* Task description *
Which lines include the word "statystyk"? Copy each of them.

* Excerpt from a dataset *

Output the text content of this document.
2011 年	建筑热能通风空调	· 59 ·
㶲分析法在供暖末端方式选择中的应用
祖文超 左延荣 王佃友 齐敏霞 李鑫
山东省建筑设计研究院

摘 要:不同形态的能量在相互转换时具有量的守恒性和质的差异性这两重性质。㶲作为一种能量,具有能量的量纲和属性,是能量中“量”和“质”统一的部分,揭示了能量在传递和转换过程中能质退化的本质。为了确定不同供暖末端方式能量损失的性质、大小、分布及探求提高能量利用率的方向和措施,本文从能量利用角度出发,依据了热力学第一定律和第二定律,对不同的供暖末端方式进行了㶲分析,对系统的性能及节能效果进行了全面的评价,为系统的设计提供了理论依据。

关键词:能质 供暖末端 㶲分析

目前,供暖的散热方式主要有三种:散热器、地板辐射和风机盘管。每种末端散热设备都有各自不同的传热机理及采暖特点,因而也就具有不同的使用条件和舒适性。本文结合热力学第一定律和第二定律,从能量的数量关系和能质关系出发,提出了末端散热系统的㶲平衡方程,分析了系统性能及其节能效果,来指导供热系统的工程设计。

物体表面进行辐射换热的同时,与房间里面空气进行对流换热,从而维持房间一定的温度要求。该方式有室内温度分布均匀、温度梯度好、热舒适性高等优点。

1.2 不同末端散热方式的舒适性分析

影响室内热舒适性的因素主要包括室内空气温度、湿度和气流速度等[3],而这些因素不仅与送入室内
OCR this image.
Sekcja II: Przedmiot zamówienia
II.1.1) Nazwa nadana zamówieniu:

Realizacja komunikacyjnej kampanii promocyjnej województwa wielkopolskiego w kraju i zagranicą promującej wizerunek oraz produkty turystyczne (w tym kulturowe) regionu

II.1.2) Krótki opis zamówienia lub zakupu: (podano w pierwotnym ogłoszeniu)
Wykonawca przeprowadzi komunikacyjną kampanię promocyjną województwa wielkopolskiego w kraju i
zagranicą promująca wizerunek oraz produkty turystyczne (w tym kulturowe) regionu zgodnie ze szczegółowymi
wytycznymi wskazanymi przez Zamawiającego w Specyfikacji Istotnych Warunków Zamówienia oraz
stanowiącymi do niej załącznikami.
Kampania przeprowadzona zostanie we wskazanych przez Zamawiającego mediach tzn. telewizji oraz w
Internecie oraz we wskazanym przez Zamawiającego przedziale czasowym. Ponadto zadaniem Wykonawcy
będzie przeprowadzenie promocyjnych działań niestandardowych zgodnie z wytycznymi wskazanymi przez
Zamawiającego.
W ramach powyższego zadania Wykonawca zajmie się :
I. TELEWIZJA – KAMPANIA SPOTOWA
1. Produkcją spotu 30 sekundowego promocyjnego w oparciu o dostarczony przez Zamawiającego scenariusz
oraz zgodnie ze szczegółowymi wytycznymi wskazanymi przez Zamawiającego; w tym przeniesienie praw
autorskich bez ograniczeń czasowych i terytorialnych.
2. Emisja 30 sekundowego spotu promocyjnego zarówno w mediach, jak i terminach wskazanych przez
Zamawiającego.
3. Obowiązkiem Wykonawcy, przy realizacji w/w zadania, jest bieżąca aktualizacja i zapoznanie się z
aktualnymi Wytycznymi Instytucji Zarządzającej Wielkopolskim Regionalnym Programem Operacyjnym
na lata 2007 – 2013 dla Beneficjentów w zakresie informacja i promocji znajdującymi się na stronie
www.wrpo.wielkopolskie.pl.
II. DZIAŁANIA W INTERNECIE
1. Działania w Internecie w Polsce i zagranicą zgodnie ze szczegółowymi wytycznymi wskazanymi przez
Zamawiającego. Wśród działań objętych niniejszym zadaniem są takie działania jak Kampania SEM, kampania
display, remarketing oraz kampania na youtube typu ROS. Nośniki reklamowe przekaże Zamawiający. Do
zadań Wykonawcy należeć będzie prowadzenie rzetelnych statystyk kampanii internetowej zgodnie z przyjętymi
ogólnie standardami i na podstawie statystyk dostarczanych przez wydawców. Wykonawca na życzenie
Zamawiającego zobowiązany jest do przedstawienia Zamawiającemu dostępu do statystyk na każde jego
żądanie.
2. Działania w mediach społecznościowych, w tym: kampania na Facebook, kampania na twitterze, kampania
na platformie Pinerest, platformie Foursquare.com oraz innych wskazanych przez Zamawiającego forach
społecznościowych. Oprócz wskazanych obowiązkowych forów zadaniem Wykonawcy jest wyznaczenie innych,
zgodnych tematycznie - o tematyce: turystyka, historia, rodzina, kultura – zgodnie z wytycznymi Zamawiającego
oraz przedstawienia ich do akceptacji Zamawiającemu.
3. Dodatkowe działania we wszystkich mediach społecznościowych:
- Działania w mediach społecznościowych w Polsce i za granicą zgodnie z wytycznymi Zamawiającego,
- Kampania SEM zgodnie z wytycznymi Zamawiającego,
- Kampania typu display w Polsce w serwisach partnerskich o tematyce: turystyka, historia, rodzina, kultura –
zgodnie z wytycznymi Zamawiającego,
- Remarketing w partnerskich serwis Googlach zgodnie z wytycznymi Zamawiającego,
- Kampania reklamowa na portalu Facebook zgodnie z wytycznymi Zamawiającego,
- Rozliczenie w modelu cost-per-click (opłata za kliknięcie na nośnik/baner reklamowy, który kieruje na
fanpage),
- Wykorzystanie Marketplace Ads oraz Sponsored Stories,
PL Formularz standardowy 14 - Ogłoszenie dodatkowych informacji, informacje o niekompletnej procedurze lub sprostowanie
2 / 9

* Worked answer *
zadań Wykonawcy należeć będzie prowadzenie rzetelnych statystyk kampanii internetowej zgodnie z przyjętymi
ogólnie standardami i na podstawie statystyk dostarczanych przez wydawców. Wykonawca na życzenie
Zamawiającego zobowiązany jest do przedstawienia Zamawiającemu dostępu do statystyk na każde jego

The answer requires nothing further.